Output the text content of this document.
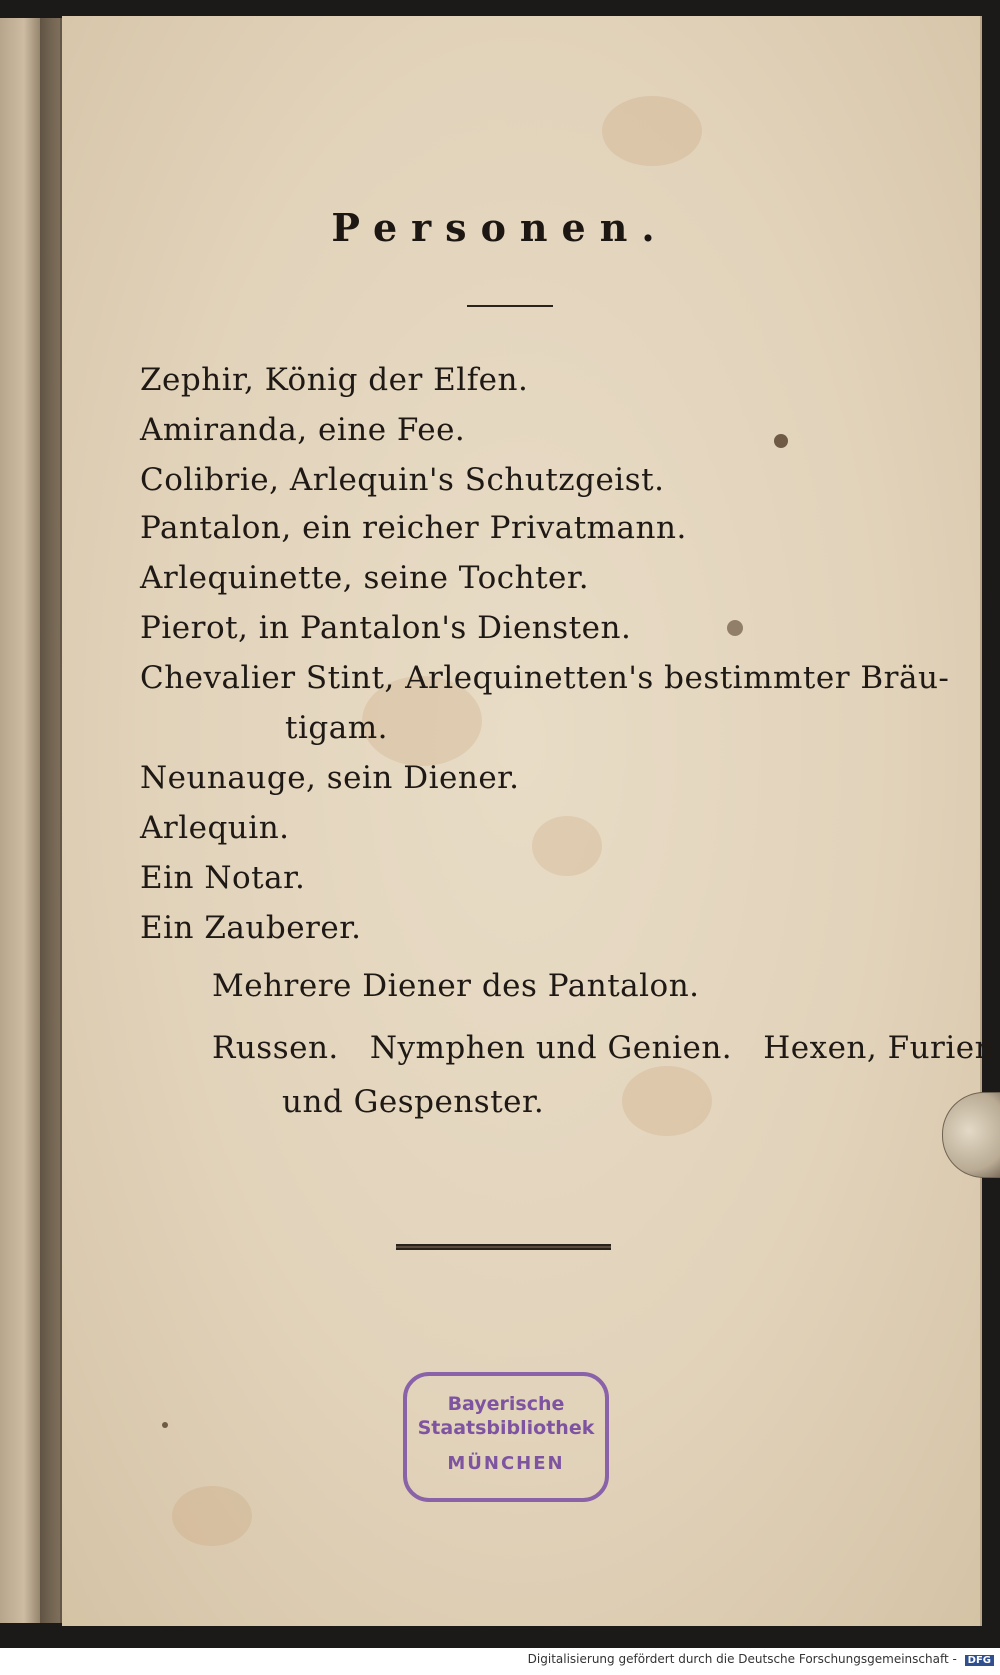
Personen.
Zephir, König der Elfen.
Amiranda, eine Fee.
Colibrie, Arlequin's Schutzgeist.
Pantalon, ein reicher Privatmann.
Arlequinette, seine Tochter.
Pierot, in Pantalon's Diensten.
Chevalier Stint, Arlequinetten's bestimmter Bräu-
tigam.
Neunauge, sein Diener.
Arlequin.
Ein Notar.
Ein Zauberer.
Mehrere Diener des Pantalon.
Russen.   Nymphen und Genien.   Hexen, Furien
und Gespenster.
Bayerische
Staatsbibliothek
MÜNCHEN
Digitalisierung gefördert durch die Deutsche Forschungsgemeinschaft - DFG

• DIRECTION
Leave out the pictures and copy every record above exactly.

• ANSWER TO THE EXERCISE
Output the text content of this document.
Personen.
Zephir, König der Elfen.
Amiranda, eine Fee.
Colibrie, Arlequin's Schutzgeist.
Pantalon, ein reicher Privatmann.
Arlequinette, seine Tochter.
Pierot, in Pantalon's Diensten.
Chevalier Stint, Arlequinetten's bestimmter Bräu-
tigam.
Neunauge, sein Diener.
Arlequin.
Ein Notar.
Ein Zauberer.
Mehrere Diener des Pantalon.
Russen.   Nymphen und Genien.   Hexen, Furien
und Gespenster.
Bayerische
Staatsbibliothek
MÜNCHEN
Digitalisierung gefördert durch die Deutsche Forschungsgemeinschaft - DFG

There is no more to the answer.